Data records
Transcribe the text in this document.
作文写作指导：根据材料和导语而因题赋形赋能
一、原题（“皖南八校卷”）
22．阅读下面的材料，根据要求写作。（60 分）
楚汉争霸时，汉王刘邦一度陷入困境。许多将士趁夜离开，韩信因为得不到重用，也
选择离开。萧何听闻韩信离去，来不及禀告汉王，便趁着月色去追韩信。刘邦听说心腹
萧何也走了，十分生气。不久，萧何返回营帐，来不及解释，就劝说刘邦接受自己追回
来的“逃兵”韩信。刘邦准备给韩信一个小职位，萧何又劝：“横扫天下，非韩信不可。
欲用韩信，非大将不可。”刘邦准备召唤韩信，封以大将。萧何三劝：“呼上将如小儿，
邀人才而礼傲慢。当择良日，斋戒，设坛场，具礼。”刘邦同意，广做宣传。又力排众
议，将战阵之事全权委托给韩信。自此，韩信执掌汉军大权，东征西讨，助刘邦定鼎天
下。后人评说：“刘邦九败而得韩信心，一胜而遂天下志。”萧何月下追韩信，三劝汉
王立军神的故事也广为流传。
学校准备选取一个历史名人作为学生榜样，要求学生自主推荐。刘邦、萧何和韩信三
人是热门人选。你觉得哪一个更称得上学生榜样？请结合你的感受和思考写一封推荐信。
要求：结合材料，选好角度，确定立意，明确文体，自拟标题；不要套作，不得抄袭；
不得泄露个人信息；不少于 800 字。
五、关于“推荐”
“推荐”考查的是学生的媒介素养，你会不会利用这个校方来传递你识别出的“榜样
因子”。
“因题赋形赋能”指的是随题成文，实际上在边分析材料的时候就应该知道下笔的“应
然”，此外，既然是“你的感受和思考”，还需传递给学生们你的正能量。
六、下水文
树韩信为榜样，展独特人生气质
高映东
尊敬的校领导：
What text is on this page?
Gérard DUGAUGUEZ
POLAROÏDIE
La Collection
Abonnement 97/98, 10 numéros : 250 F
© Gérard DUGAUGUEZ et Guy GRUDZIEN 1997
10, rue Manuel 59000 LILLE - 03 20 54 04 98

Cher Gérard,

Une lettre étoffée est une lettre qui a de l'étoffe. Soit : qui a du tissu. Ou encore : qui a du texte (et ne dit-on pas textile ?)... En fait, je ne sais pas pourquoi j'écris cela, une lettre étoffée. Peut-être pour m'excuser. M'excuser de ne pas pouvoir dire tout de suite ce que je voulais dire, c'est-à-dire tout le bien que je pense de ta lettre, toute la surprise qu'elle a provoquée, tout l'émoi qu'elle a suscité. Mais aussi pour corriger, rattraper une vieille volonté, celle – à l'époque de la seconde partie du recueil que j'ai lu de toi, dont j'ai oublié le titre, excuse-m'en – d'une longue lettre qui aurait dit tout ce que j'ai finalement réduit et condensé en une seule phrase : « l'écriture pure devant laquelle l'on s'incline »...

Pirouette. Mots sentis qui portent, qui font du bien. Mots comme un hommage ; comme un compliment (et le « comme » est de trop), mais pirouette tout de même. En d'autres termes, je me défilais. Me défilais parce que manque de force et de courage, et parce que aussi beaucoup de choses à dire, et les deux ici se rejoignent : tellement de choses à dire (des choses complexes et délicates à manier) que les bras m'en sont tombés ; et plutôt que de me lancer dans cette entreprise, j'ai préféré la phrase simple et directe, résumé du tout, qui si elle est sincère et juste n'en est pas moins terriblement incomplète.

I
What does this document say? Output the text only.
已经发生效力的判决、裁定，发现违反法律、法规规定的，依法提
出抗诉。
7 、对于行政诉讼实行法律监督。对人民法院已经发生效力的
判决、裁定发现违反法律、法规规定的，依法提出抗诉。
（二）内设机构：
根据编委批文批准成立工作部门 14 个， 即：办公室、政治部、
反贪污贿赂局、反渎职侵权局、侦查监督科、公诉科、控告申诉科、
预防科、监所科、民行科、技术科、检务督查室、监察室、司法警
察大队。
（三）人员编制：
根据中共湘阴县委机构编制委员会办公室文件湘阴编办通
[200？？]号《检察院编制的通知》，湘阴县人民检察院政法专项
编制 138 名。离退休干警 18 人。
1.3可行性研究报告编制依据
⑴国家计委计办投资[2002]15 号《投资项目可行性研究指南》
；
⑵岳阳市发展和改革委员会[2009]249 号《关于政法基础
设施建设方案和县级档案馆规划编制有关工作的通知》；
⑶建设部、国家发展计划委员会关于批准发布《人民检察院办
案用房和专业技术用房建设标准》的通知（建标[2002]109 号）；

■ **GOAL**:
Only lines with the word "this" should be collected from the material.

■ **FINISHED ANSWER**:
Transcribe the text in this document.
What text is on this page?
What does this document say? Output the text only.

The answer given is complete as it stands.